----- RECORD EXTRACTS
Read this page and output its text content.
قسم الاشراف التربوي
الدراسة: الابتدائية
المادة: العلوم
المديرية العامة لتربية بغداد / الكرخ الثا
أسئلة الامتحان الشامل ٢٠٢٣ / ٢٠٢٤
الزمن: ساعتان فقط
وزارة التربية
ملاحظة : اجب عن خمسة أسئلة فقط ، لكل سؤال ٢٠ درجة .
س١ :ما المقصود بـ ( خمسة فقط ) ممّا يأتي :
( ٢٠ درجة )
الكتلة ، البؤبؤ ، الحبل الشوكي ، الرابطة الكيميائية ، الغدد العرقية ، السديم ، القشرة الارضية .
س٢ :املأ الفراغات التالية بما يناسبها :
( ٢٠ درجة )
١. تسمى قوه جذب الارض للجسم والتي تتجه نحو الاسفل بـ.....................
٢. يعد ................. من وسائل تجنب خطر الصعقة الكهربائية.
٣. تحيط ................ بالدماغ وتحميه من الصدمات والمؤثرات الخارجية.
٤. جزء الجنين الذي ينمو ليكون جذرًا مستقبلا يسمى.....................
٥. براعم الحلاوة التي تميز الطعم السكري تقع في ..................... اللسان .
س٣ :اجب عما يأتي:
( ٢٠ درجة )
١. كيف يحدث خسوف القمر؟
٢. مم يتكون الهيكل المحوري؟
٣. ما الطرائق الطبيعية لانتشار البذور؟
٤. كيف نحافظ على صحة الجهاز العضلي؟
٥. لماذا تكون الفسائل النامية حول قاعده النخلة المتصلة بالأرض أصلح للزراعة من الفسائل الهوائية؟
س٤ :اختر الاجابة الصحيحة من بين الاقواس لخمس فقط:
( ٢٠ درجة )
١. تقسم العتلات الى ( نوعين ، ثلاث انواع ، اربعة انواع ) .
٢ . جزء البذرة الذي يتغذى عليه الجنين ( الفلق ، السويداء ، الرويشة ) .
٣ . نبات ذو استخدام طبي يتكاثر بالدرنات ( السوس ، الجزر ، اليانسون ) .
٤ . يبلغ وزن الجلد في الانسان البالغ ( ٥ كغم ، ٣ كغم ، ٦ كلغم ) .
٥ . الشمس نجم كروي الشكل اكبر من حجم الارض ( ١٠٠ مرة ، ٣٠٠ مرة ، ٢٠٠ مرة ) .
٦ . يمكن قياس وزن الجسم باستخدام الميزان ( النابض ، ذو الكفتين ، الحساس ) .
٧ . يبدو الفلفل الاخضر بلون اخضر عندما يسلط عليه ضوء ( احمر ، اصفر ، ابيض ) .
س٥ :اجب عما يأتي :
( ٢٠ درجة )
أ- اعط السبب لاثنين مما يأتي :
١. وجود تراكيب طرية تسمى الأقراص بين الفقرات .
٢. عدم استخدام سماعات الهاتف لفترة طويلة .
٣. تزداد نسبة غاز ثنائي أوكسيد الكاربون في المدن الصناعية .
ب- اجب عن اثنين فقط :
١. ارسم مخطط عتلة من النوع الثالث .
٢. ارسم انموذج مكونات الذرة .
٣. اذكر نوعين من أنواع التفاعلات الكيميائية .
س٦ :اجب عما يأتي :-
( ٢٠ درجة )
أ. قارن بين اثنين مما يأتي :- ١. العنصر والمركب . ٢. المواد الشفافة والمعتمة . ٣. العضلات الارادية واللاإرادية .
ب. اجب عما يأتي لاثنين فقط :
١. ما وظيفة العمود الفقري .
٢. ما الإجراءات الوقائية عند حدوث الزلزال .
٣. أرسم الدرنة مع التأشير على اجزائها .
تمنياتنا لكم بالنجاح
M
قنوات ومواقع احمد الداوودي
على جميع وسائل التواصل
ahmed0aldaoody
----------
YOUR OBJECTIVE ▸ Keep only the lines that hold the string "يأتي", and copy them out.

RESPONSE BELOW ▸
س١ :ما المقصود بـ ( خمسة فقط ) ممّا يأتي :
س٣ :اجب عما يأتي:
س٥ :اجب عما يأتي :
أ- اعط السبب لاثنين مما يأتي :
س٦ :اجب عما يأتي :-
أ. قارن بين اثنين مما يأتي :- ١. العنصر والمركب . ٢. المواد الشفافة والمعتمة . ٣. العضلات الارادية واللاإرادية .
ب. اجب عما يأتي لاثنين فقط :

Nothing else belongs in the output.